EXERCÍCIO PROPOSTO 1: No texto selecionado, em que dia da semana Gilmar Mendes fez a declaração sobre as prisões determinadas em Curitiba?

TEXTO SELECIONADO:

⟨

Lava Jato vira portal da impunidade para bandido dedo-duro ou criativo
Parem
tudo! Saiam às ruas! Ateiem fogo às vestes. Gilmar Mendes quer acabar com a
Lava Jato!
Ai de
alguém propor que se siga a lei no caso das prisões preventivas. Ou que se puna
abuso de autoridade: "Ah, então você é contra a Lava Jato!" A
operação deveria reivindicar o estatuto legal de "Meca" metafórica de
uma nova religião. Até para tomar um Chicabon no portão depois de enterrar o
marido, a viúva fogosa e gozosa não teria mais de prestar contas ao olhar
severo de Nelson Rodrigues. Antes, ajoelhar-se-ia de frente para a 13ª Vara e a
Força Tarefa.
Mas que
disse Mendes na terça? Isto: "Temos um encontro marcado com as alongadas
prisões que se determinam em Curitiba. Temos de nos posicionar sobre esse tema,
que conflita com a jurisprudência que construímos ao longo desses anos". O que dá
menos dor de cabeça hoje em dia? Ora, não entrar em bola dividida e deixar pra
lá esse negócio de leis.

⟩

MATERIAL APRESENTADO:

⟨

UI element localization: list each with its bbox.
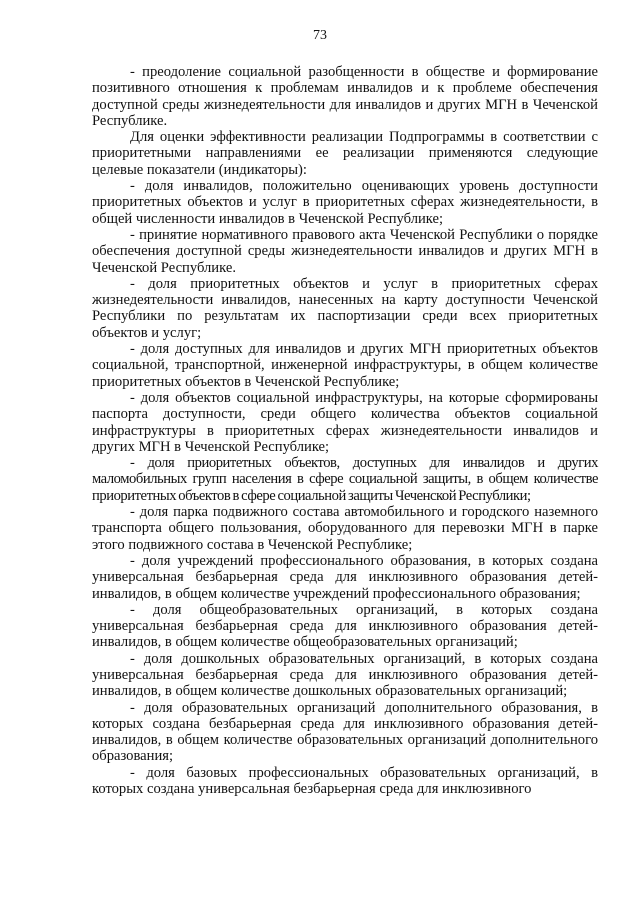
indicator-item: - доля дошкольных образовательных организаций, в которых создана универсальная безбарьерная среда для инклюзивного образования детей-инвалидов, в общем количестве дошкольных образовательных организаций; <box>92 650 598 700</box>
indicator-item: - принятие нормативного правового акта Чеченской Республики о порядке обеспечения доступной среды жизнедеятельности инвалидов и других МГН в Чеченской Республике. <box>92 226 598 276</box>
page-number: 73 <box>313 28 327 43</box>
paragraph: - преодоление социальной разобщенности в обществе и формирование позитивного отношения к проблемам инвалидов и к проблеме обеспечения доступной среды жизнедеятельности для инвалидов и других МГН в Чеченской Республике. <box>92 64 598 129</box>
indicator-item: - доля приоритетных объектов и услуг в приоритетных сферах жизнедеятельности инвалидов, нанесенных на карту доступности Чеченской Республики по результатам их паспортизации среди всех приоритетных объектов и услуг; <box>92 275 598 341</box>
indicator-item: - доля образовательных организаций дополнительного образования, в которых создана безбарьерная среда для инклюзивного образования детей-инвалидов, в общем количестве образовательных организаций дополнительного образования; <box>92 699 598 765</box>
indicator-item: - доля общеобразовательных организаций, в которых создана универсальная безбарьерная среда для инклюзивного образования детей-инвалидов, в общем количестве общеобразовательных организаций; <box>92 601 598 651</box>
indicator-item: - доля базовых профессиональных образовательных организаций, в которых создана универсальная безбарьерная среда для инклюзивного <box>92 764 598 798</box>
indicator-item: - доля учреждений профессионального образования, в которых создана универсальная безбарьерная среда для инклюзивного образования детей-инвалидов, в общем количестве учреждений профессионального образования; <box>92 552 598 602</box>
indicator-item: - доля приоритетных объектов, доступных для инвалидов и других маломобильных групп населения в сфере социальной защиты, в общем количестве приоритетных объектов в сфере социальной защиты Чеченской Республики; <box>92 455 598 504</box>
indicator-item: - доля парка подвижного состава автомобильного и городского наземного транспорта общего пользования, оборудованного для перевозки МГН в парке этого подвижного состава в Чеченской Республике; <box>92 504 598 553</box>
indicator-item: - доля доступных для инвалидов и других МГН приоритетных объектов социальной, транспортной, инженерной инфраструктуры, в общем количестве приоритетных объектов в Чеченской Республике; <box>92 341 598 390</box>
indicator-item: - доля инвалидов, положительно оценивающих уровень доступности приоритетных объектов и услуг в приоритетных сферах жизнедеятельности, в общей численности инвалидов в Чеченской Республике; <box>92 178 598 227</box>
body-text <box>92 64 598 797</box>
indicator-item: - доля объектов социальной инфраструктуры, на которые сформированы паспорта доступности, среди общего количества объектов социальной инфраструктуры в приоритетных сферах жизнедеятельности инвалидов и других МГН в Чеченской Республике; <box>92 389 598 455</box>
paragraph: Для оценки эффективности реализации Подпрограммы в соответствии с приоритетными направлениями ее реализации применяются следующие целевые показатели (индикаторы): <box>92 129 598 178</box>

⟩

EXERCÍCIO PROPOSTO 2: Expresse como lista JSON de strings, uma por linha e omitindo linhas em branco, o trecho da listagem que se inicia na linha que contém "indicator-item: - доля дошкольных" e se encerra na linha que contém "paragraph: - преодоление".

RESPOSTA COMPLETA 1: Na terça-feira.

RESPOSTA COMPLETA 2:
[
  "indicator-item: - доля дошкольных образовательных организаций, в которых создана универсальная безбарьерная среда для инклюзивного образования детей-инвалидов, в общем количестве дошкольных образовательных организаций; <box>92 650 598 700</box>",
  "indicator-item: - принятие нормативного правового акта Чеченской Республики о порядке обеспечения доступной среды жизнедеятельности инвалидов и других МГН в Чеченской Республике. <box>92 226 598 276</box>",
  "page-number: 73 <box>313 28 327 43</box>",
  "paragraph: - преодоление социальной разобщенности в обществе и формирование позитивного отношения к проблемам инвалидов и к проблеме обеспечения доступной среды жизнедеятельности для инвалидов и других МГН в Чеченской Республике. <box>92 64 598 129</box>"
]